• The tasks:
1. Answer these questions using the pytokio installation page:
(a) Which command fetches the full repository?
(b) In which directory is the site.json file located?
(c) Which tool uses the lmt_timestep key?
2. Continue the pytokio installation page from where it ends, in the same style.

• Selected text:
○ ○ ○ ○

Installation

Downloading pytokio

There are two ways to get pytokio:

  1. The source distribution, which contains everything needed to install pytokio, use its bundled CLI tools, and begin developing new applications with it. This tarball is available on the pytokio release page.
  2. The full repository, which includes tests, example notebooks, and this documentation. This is most easily obtained via git (git clone https://github.com/nersc/pytokio).

If you are just kicking the tires on pytokio, download #1. If you want to create your own connectors or tools, contribute to development, or run into any issues that you would like to debug, install #2.

Editing the Site Configuration

The site.json file, located in the tokio/ directory, contains optional parameters that allow various pytokio tools to automatically discover the location of specific monitoring data and expose a more fully integrated feel through its APIs.

The file is set up as JSON containing key-value pairs. No one key has to be specified (or set to a valid value), as each key is only consulted when a specific tool requests it. If you simply never use a tool, its configuration keys will never be examined.

Configuration Options

As of pytokio 0.10, the following keys can be defined:

  • lmt_timestep
    Number of seconds between successive measurements contained in the LMT database. Only used by summarize_job tool to establish padding to account for cache flushes.
  • mount_to_fsname
    Dictionary that maps mount points (expressed as regular expressions) to logical file system names. Used by several CLI tools to made output more digestible for humans.
  • fsname_to_backend_name
    Dictionary that maps logical file system names to backend file system names. Needed for cases where the name of a file system as described to users (e.g., “the scratch file system”) has a different backend name (“snx11168”) that monitoring tools may use. Allows users to access data from file systems without knowing names used only by system admins.
  • hdf5_files
    Time-indexed file path template describing where TOKIO Time Series HDF5 files are stored, and where in the file path their timestamp is encoded.
  • isdct_files
    Time-indexed file path template describing where NERSC-style ISDCT tar files files are stored, and where in the file path their timestamp is encoded.
  • lfsstatus_fullness_files
    Time-indexed file path template describing where NERSC-style Lustre file system fullness logs are stored, and where in the file path their timestamp is encoded.
  • lfsstatus_map_files
    Time-indexed file path template describing where NERSC-style Lustre file system OSS-OST mapping logs are stored, and where in the file path their timestamp is encoded.
  • hpss_report_files
    Time-indexed file path template describing where HPSS daily report logs are stored, and where in the file path their timestamp is encoded.

○ ○ ○ ○

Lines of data

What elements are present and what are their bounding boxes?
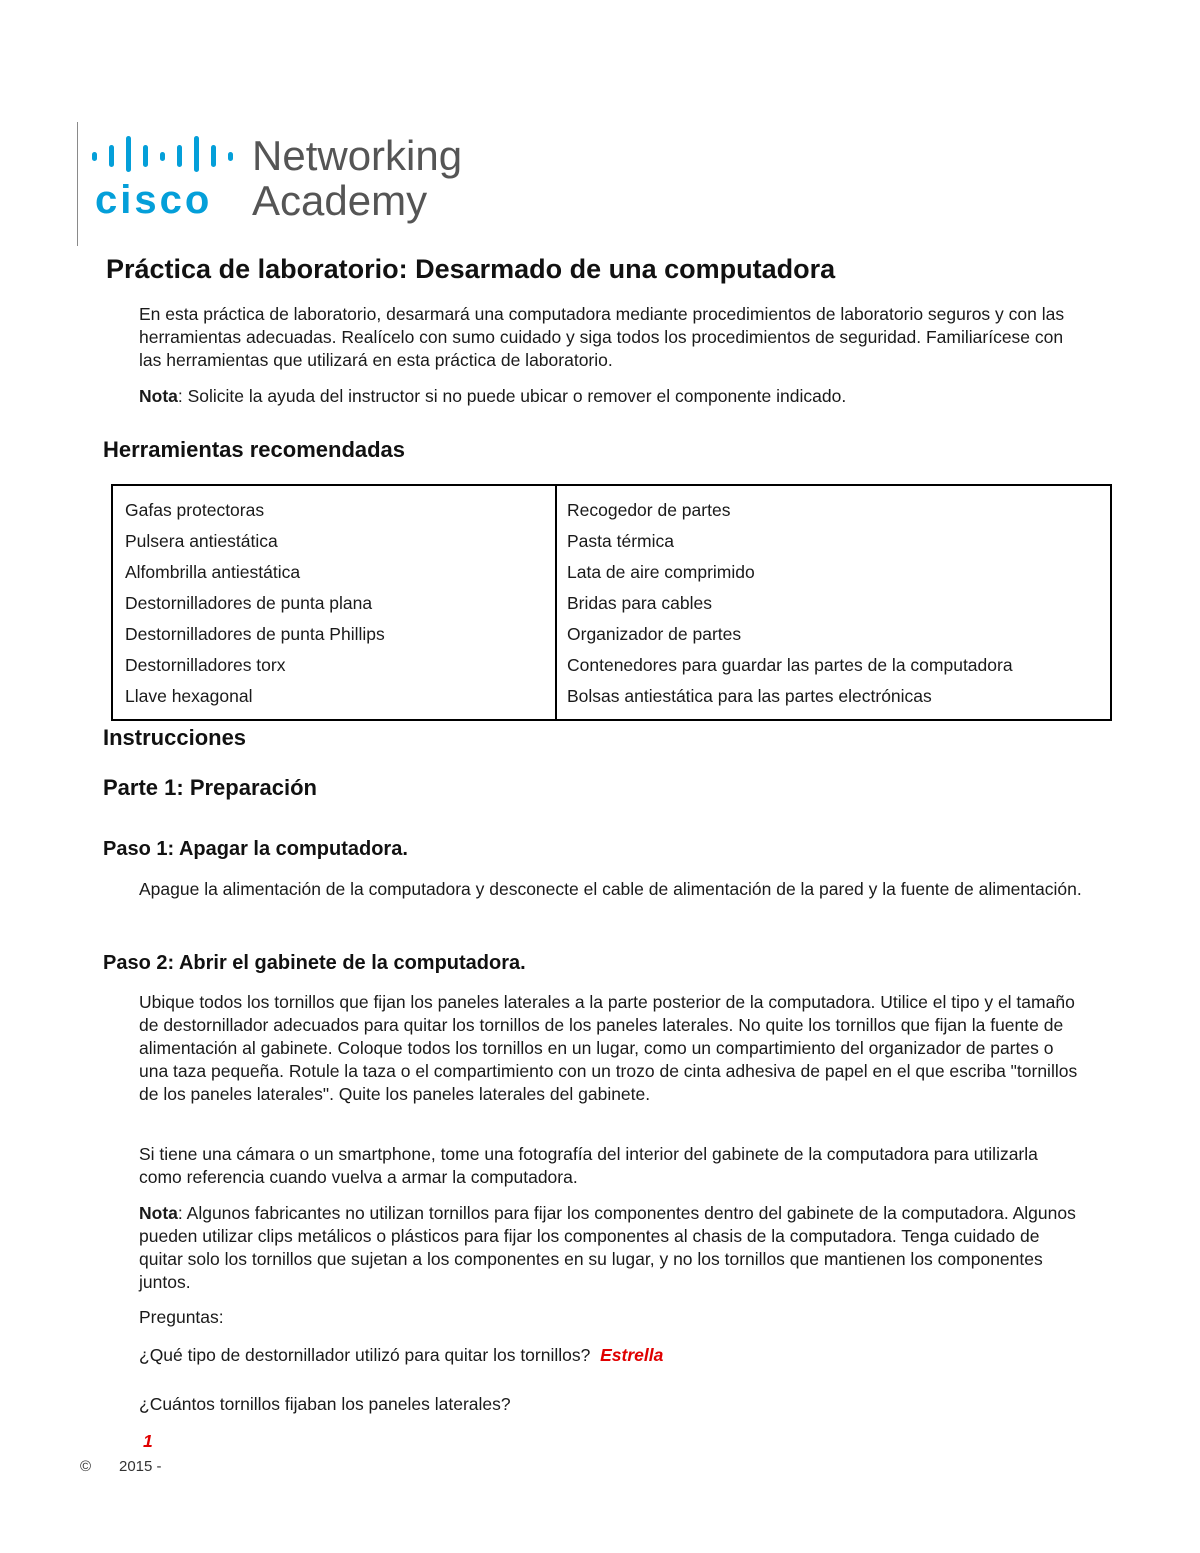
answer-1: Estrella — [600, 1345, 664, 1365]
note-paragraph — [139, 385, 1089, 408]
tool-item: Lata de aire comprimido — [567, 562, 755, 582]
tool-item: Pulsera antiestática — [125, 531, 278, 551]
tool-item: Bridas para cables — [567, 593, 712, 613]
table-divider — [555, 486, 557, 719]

○ ○ ○ ○

• Outputs by task:
1.
(a) git clone https://github.com/nersc/pytokio
(b) The tokio/ directory
(c) The summarize_job tool

2.
  • jobinfo_jobid_providers
    Provider list to inform which TOKIO connectors should be used to find job info through the tokio.tools.jobinfo API
  • lfsstatus_fullness_providers
    Provider list to inform which TOKIO connectors should be used to find file system fullness data through the tokio.tools.lfsstatus API

Special Configuration Values

There are two special types of value described above:

Time-indexed file path templates are strings that describe a file path that is passed through strftime with a user-specified time to resolve where pytokio can find a specific file containing data relevant to that time. Consider the following example:

"isdct_files": "/global/project/projectdirs/pma/www/daily/%Y-%m-%d/Intel_DCT_%Y%m%d.tgz",

If pytokio is asked to find the ISDCT log file generated for January 14, 2017, it will use this template string and try to extract the requested data from the following file:

/global/project/projectdirs/pma/www/daily/2017-01-14/Intel_DCT_20170114.tgz

Time-indexed file path templates need not only be strings; they can be lists or dicts as well with the following behavior:

  • str: search for files matching this template
  • list of str: search for files matching each template
  • dict: use the key to determine the element in the dictionary to use as the template. That value is treated as a new template and is processed recursively.

This is documented in more detail in tokio.tools.common.enumerate_dated_files().

Provider lists are used by tools that can extract the same piece of information from multiple data sources. For example, tokio.tools.jobinfo provides an API to convert a job id into a start and end time, and it can do this by either consulting Slurm’s sacct command or a site-specific jobs database. The provider list for this tool would look like

"jobinfo_jobid_providers": [
    "slurm",
    "nersc_jobsdb"
],

where slurm and nersc_jobsdb are magic strings recognized by the tokio.tools.jobinfo.get_job_startend() function.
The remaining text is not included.